* [Input rows]:
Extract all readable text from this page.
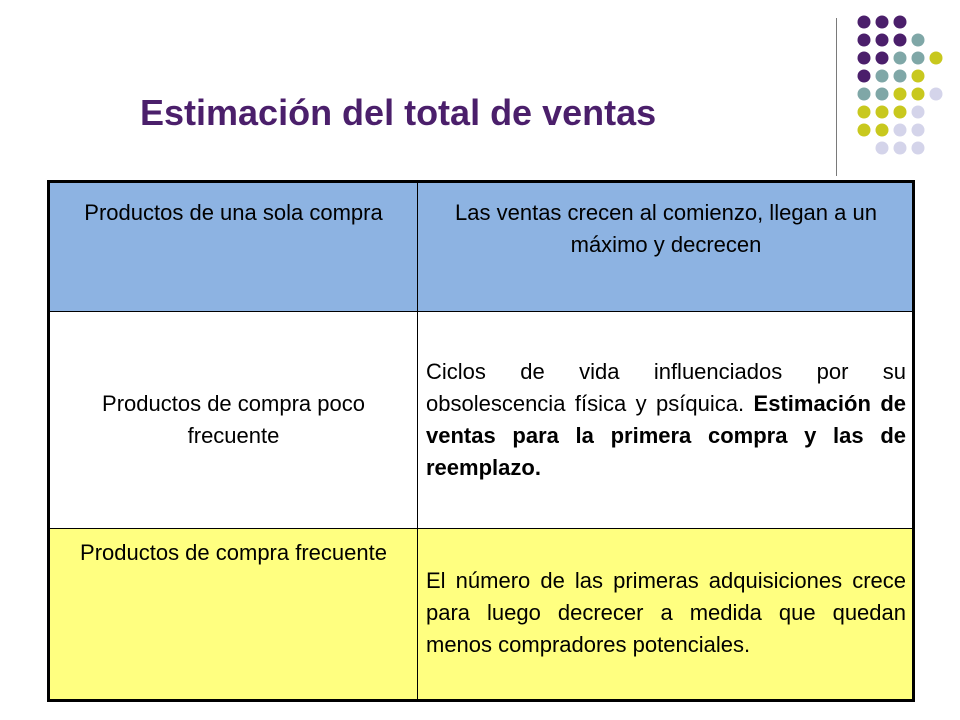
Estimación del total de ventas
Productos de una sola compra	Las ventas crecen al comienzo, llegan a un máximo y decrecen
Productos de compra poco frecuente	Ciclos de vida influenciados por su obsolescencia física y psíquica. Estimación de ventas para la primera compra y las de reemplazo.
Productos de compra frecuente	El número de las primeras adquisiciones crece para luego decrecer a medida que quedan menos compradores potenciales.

==

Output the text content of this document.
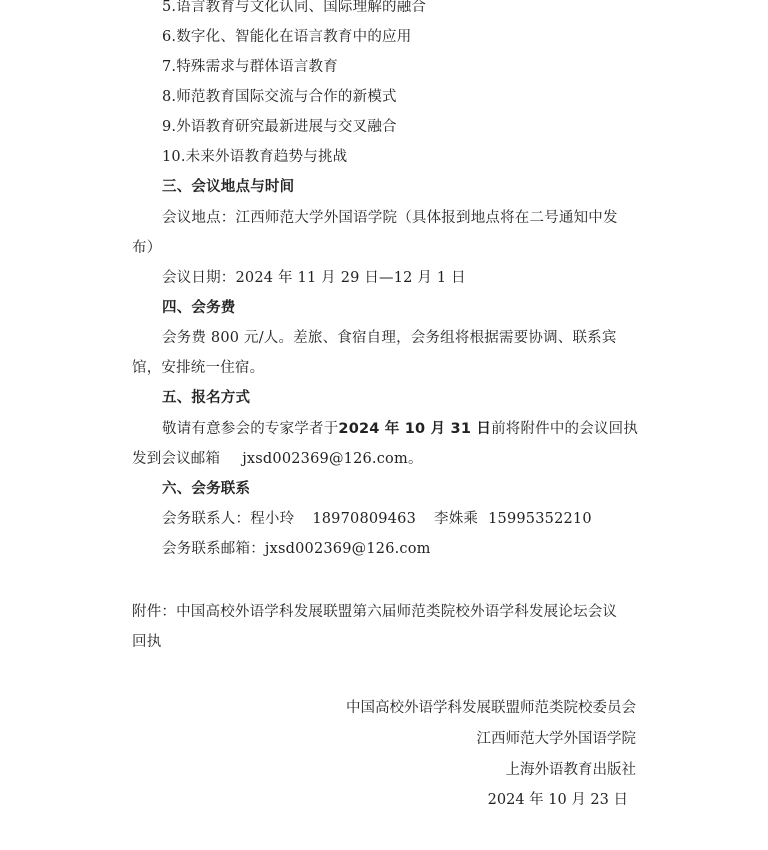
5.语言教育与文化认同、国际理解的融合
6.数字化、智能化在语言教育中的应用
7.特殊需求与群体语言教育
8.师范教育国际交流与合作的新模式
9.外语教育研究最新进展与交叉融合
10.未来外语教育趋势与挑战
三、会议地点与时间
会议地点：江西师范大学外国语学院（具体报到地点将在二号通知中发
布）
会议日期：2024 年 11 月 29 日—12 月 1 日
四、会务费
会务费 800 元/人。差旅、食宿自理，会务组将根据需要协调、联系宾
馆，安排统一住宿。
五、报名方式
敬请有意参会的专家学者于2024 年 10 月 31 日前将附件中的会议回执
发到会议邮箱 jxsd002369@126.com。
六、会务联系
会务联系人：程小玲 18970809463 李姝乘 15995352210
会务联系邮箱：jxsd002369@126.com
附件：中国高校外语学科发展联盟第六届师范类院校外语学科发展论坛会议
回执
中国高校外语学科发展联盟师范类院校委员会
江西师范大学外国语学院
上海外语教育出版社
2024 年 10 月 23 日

* [Exercise task]:
Every line holding "para" should be copied out.

* [Completed exercise]:
Productos de compra poco frecuente	Ciclos de vida influenciados por su obsolescencia física y psíquica. Estimación de ventas para la primera compra y las de reemplazo.
Productos de compra frecuente	El número de las primeras adquisiciones crece para luego decrecer a medida que quedan menos compradores potenciales.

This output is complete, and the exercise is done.